The exercise –
From the entries that follow, list every line in which the string "text" appears.

— BEGIN Input —

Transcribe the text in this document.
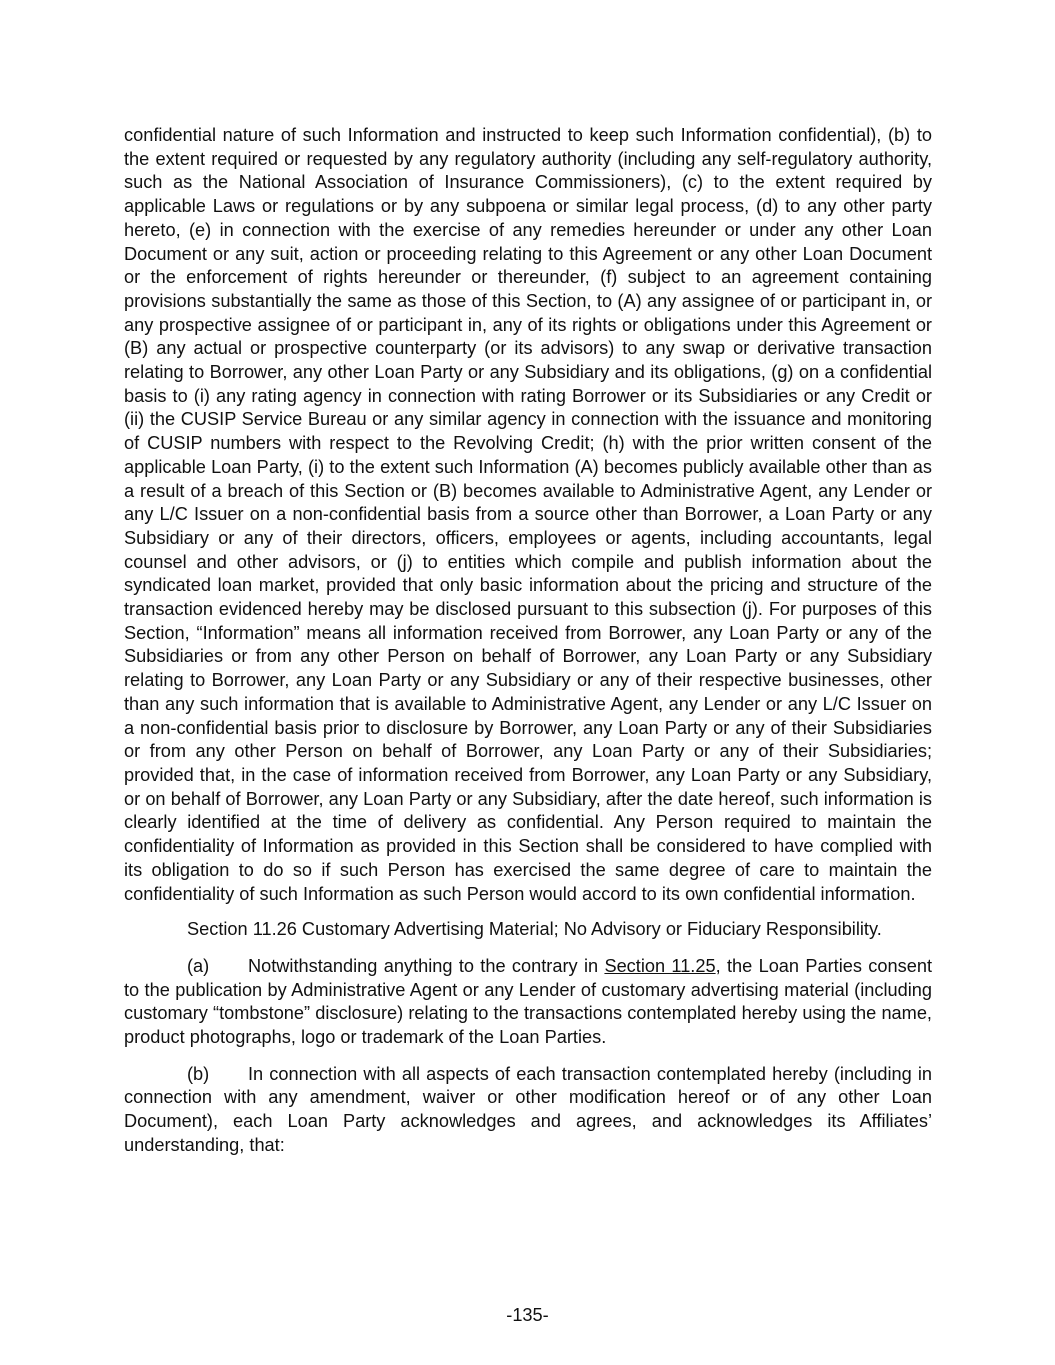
confidential nature of such Information and instructed to keep such Information confidential), (b) to the extent required or requested by any regulatory authority (including any self-regulatory authority, such as the National Association of Insurance Commissioners), (c) to the extent required by applicable Laws or regulations or by any subpoena or similar legal process, (d) to any other party hereto, (e) in connection with the exercise of any remedies hereunder or under any other Loan Document or any suit, action or proceeding relating to this Agreement or any other Loan Document or the enforcement of rights hereunder or thereunder, (f) subject to an agreement containing provisions substantially the same as those of this Section, to (A) any assignee of or participant in, or any prospective assignee of or participant in, any of its rights or obligations under this Agreement or (B) any actual or prospective counterparty (or its advisors) to any swap or derivative transaction relating to Borrower, any other Loan Party or any Subsidiary and its obligations, (g) on a confidential basis to (i) any rating agency in connection with rating Borrower or its Subsidiaries or any Credit or (ii) the CUSIP Service Bureau or any similar agency in connection with the issuance and monitoring of CUSIP numbers with respect to the Revolving Credit; (h) with the prior written consent of the applicable Loan Party, (i) to the extent such Information (A) becomes publicly available other than as a result of a breach of this Section or (B) becomes available to Administrative Agent, any Lender or any L/C Issuer on a non-confidential basis from a source other than Borrower, a Loan Party or any Subsidiary or any of their directors, officers, employees or agents, including accountants, legal counsel and other advisors, or (j) to entities which compile and publish information about the syndicated loan market, provided that only basic information about the pricing and structure of the transaction evidenced hereby may be disclosed pursuant to this subsection (j). For purposes of this Section, “Information” means all information received from Borrower, any Loan Party or any of the Subsidiaries or from any other Person on behalf of Borrower, any Loan Party or any Subsidiary relating to Borrower, any Loan Party or any Subsidiary or any of their respective businesses, other than any such information that is available to Administrative Agent, any Lender or any L/C Issuer on a non-confidential basis prior to disclosure by Borrower, any Loan Party or any of their Subsidiaries or from any other Person on behalf of Borrower, any Loan Party or any of their Subsidiaries; provided that, in the case of information received from Borrower, any Loan Party or any Subsidiary, or on behalf of Borrower, any Loan Party or any Subsidiary, after the date hereof, such information is clearly identified at the time of delivery as confidential. Any Person required to maintain the confidentiality of Information as provided in this Section shall be considered to have complied with its obligation to do so if such Person has exercised the same degree of care to maintain the confidentiality of such Information as such Person would accord to its own confidential information.

Section 11.26 Customary Advertising Material; No Advisory or Fiduciary Responsibility.

(a) Notwithstanding anything to the contrary in Section 11.25, the Loan Parties consent to the publication by Administrative Agent or any Lender of customary advertising material (including customary “tombstone” disclosure) relating to the transactions contemplated hereby using the name, product photographs, logo or trademark of the Loan Parties.

(b) In connection with all aspects of each transaction contemplated hereby (including in connection with any amendment, waiver or other modification hereof or of any other Loan Document), each Loan Party acknowledges and agrees, and acknowledges its Affiliates’ understanding, that:

-135-
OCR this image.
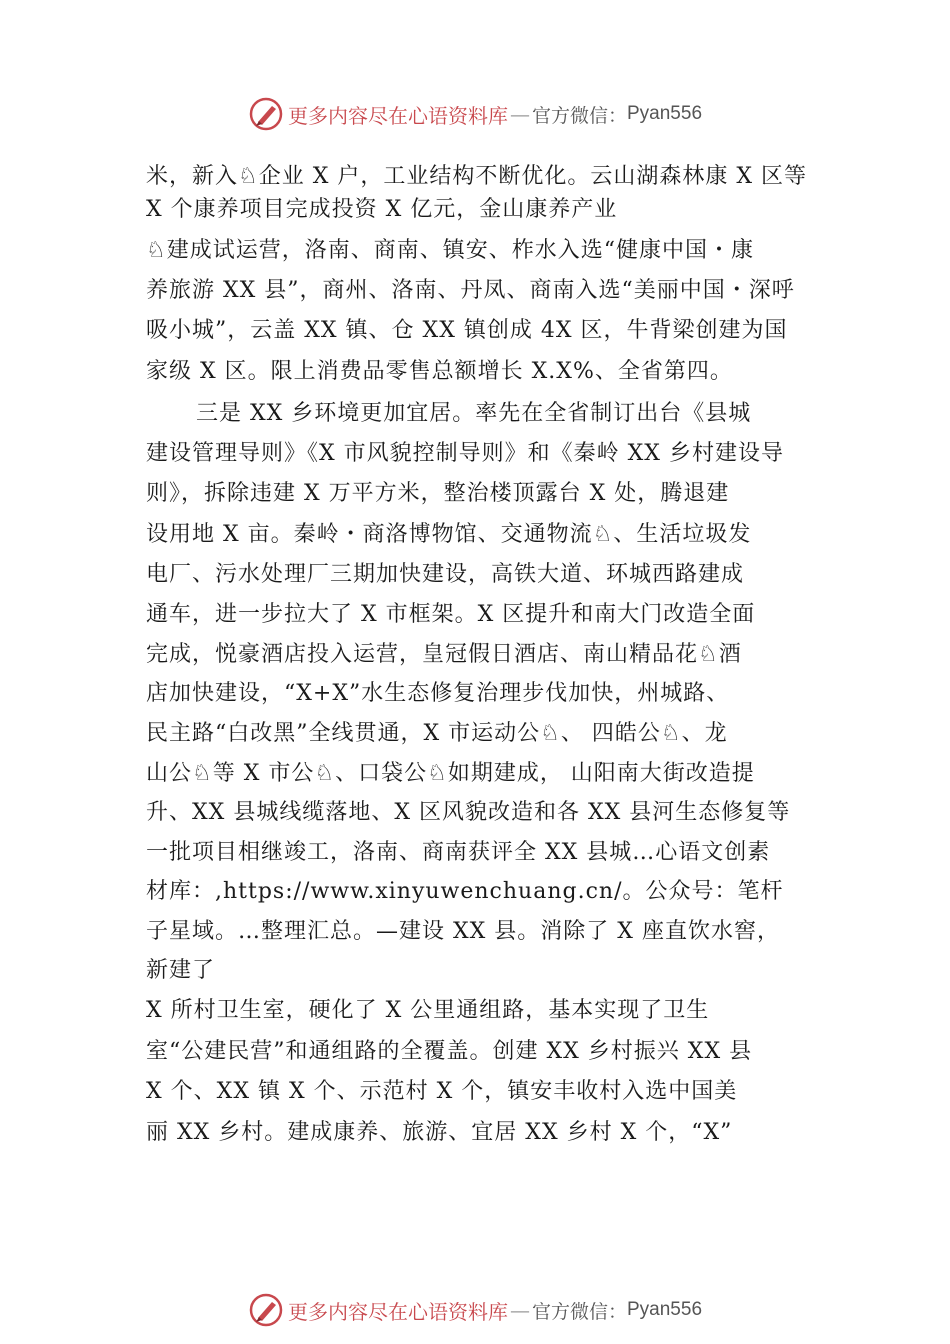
更多内容尽在心语资料库 — 官方微信： Pyan556
米，新入♘企业 X 户，工业结构不断优化。云山湖森林康 X 区等
X 个康养项目完成投资 X 亿元，金山康养产业
♘建成试运营，洛南、商南、镇安、柞水入选“健康中国・康
养旅游 XX 县”，商州、洛南、丹凤、商南入选“美丽中国・深呼
吸小城”，云盖 XX 镇、仓 XX 镇创成 4X 区，牛背梁创建为国
家级 X 区。限上消费品零售总额增长 X.X%、全省第四。
三是 XX 乡环境更加宜居。率先在全省制订出台《县城
建设管理导则》《X 市风貌控制导则》和《秦岭 XX 乡村建设导
则》，拆除违建 X 万平方米，整治楼顶露台 X 处，腾退建
设用地 X 亩。秦岭・商洛博物馆、交通物流♘、生活垃圾发
电厂、污水处理厂三期加快建设，高铁大道、环城西路建成
通车，进一步拉大了 X 市框架。X 区提升和南大门改造全面
完成，悦豪酒店投入运营，皇冠假日酒店、南山精品花♘酒
店加快建设，“X+X”水生态修复治理步伐加快，州城路、
民主路“白改黑”全线贯通，X 市运动公♘、 四皓公♘、龙
山公♘等 X 市公♘、口袋公♘如期建成， 山阳南大街改造提
升、XX 县城线缆落地、X 区风貌改造和各 XX 县河生态修复等
一批项目相继竣工，洛南、商南获评全 XX 县城…心语文创素
材库：,https://www.xinyuwenchuang.cn/。公众号：笔杆
子星域。…整理汇总。—建设 XX 县。消除了 X 座直饮水窖，
新建了
X 所村卫生室，硬化了 X 公里通组路，基本实现了卫生
室“公建民营”和通组路的全覆盖。创建 XX 乡村振兴 XX 县
X 个、XX 镇 X 个、示范村 X 个，镇安丰收村入选中国美
丽 XX 乡村。建成康养、旅游、宜居 XX 乡村 X 个，“X”
更多内容尽在心语资料库 — 官方微信： Pyan556
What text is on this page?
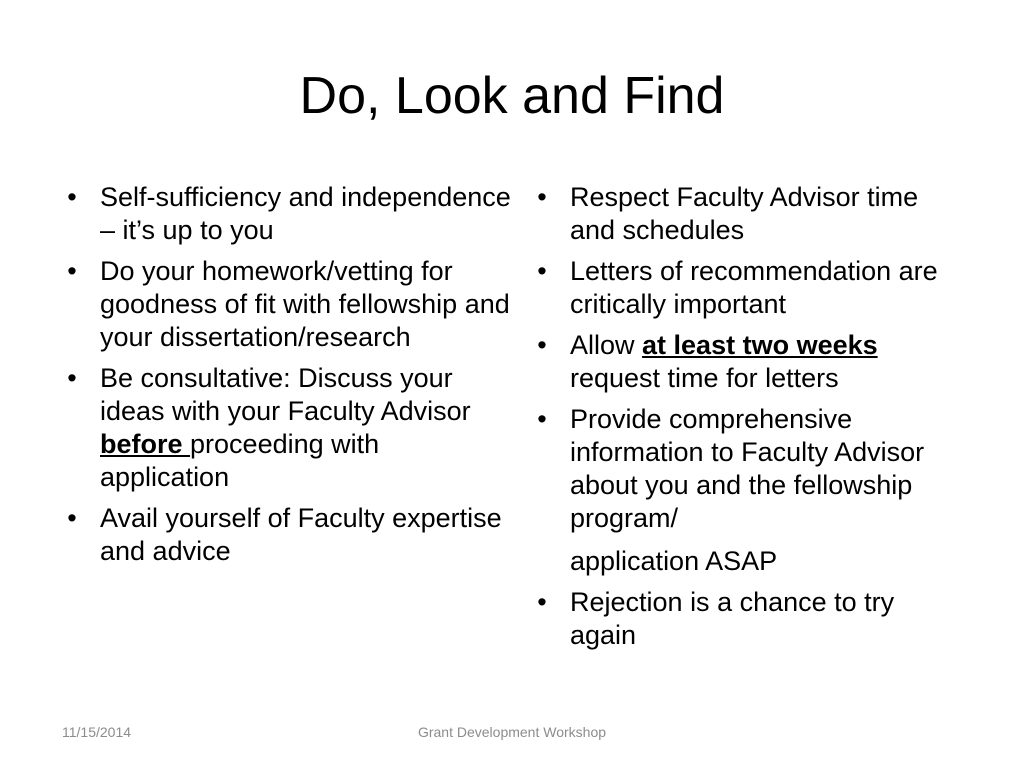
Do, Look and Find
• Self-sufficiency and independence – it’s up to you
• Do your homework/vetting for goodness of fit with fellowship and your dissertation/research
• Be consultative: Discuss your ideas with your Faculty Advisor before proceeding with application
• Avail yourself of Faculty expertise and advice
• Respect Faculty Advisor time and schedules
• Letters of recommendation are critically important
• Allow at least two weeks request time for letters
• Provide comprehensive information to Faculty Advisor about you and the fellowship program/
application ASAP
• Rejection is a chance to try again
11/15/2014	Grant Development Workshop
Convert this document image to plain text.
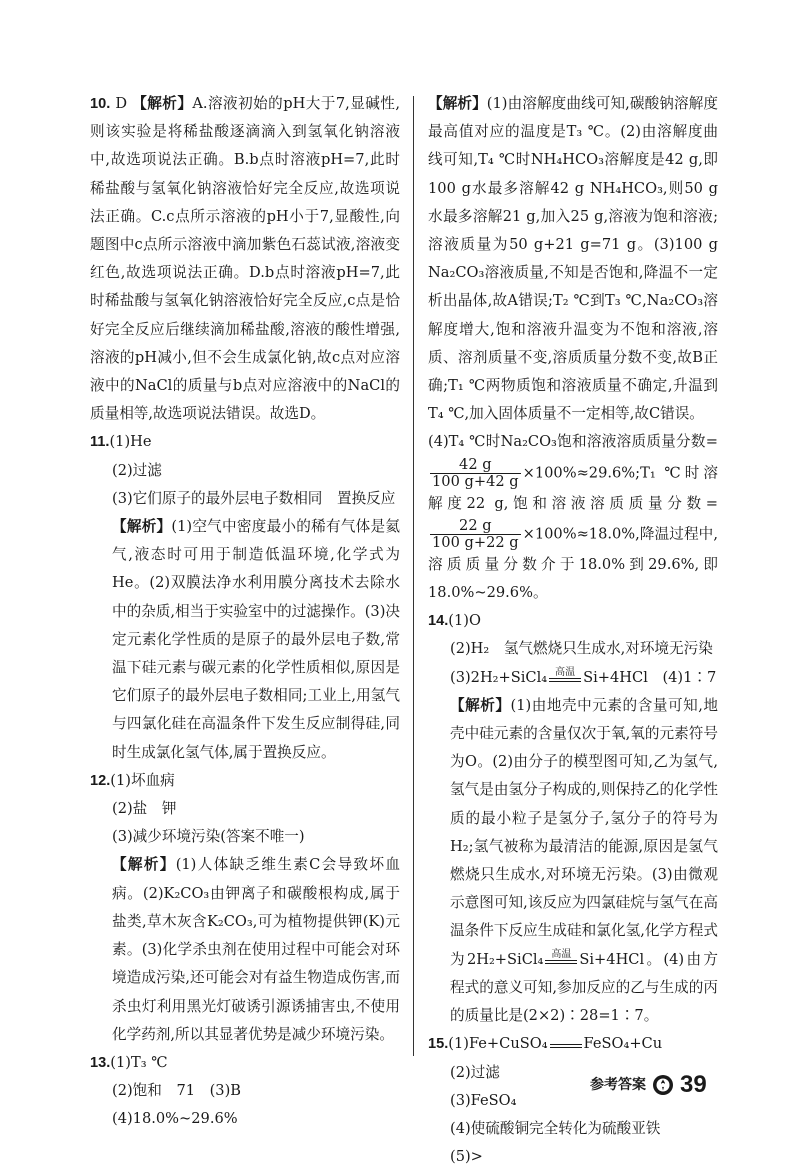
10. D 【解析】A.溶液初始的pH大于7,显碱性,则该实验是将稀盐酸逐滴滴入到氢氧化钠溶液中,故选项说法正确。B.b点时溶液pH=7,此时稀盐酸与氢氧化钠溶液恰好完全反应,故选项说法正确。C.c点所示溶液的pH小于7,显酸性,向题图中c点所示溶液中滴加紫色石蕊试液,溶液变红色,故选项说法正确。D.b点时溶液pH=7,此时稀盐酸与氢氧化钠溶液恰好完全反应,c点是恰好完全反应后继续滴加稀盐酸,溶液的酸性增强,溶液的pH减小,但不会生成氯化钠,故c点对应溶液中的NaCl的质量与b点对应溶液中的NaCl的质量相等,故选项说法错误。故选D。

11.(1)He

(2)过滤

(3)它们原子的最外层电子数相同　置换反应

【解析】(1)空气中密度最小的稀有气体是氦气,液态时可用于制造低温环境,化学式为He。(2)双膜法净水利用膜分离技术去除水中的杂质,相当于实验室中的过滤操作。(3)决定元素化学性质的是原子的最外层电子数,常温下硅元素与碳元素的化学性质相似,原因是它们原子的最外层电子数相同;工业上,用氢气与四氯化硅在高温条件下发生反应制得硅,同时生成氯化氢气体,属于置换反应。

12.(1)坏血病

(2)盐　钾

(3)减少环境污染(答案不唯一)

【解析】(1)人体缺乏维生素C会导致坏血病。(2)K₂CO₃由钾离子和碳酸根构成,属于盐类,草木灰含K₂CO₃,可为植物提供钾(K)元素。(3)化学杀虫剂在使用过程中可能会对环境造成污染,还可能会对有益生物造成伤害,而杀虫灯利用黑光灯破诱引源诱捕害虫,不使用化学药剂,所以其显著优势是减少环境污染。

13.(1)T₃ ℃

(2)饱和　71　(3)B

(4)18.0%~29.6%

【解析】(1)由溶解度曲线可知,碳酸钠溶解度最高值对应的温度是T₃ ℃。(2)由溶解度曲线可知,T₄ ℃时NH₄HCO₃溶解度是42 g,即100 g水最多溶解42 g NH₄HCO₃,则50 g水最多溶解21 g,加入25 g,溶液为饱和溶液;溶液质量为50 g+21 g=71 g。(3)100 g Na₂CO₃溶液质量,不知是否饱和,降温不一定析出晶体,故A错误;T₂ ℃到T₃ ℃,Na₂CO₃溶解度增大,饱和溶液升温变为不饱和溶液,溶质、溶剂质量不变,溶质质量分数不变,故B正确;T₁ ℃两物质饱和溶液质量不确定,升温到T₄ ℃,加入固体质量不一定相等,故C错误。

(4)T₄ ℃时Na₂CO₃饱和溶液溶质质量分数=
$\frac{42 g}{100 g+42 g}$ ×100%≈29.6%;T₁ ℃时溶解度22 g,饱和溶液溶质质量分数=
$\frac{22 g}{100 g+22 g} \times 100\%\approx 18.0\%$,降温过程中,溶质质量分数介于18.0%到29.6%,即18.0%~29.6%。

14.(1)O

(2)H₂　氢气燃烧只生成水,对环境无污染

(3)2H₂+SiCl₄ 高温 Si+4HCl　(4)1∶7

【解析】(1)由地壳中元素的含量可知,地壳中硅元素的含量仅次于氧,氧的元素符号为O。(2)由分子的模型图可知,乙为氢气,氢气是由氢分子构成的,则保持乙的化学性质的最小粒子是氢分子,氢分子的符号为H₂;氢气被称为最清洁的能源,原因是氢气燃烧只生成水,对环境无污染。(3)由微观示意图可知,该反应为四氯硅烷与氢气在高温条件下反应生成硅和氯化氢,化学方程式为2H₂+SiCl₄ 高温 Si+4HCl。(4)由方程式的意义可知,参加反应的乙与生成的丙的质量比是(2×2)∶28=1∶7。

15.(1)Fe+CuSO₄
FeSO₄+Cu

(2)过滤

(3)FeSO₄

(4)使硫酸铜完全转化为硫酸亚铁

(5)>

参考答案 39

— END Input —

Result –
Transcribe the text in this document.
What text is on this page?
Convert this document image to plain text.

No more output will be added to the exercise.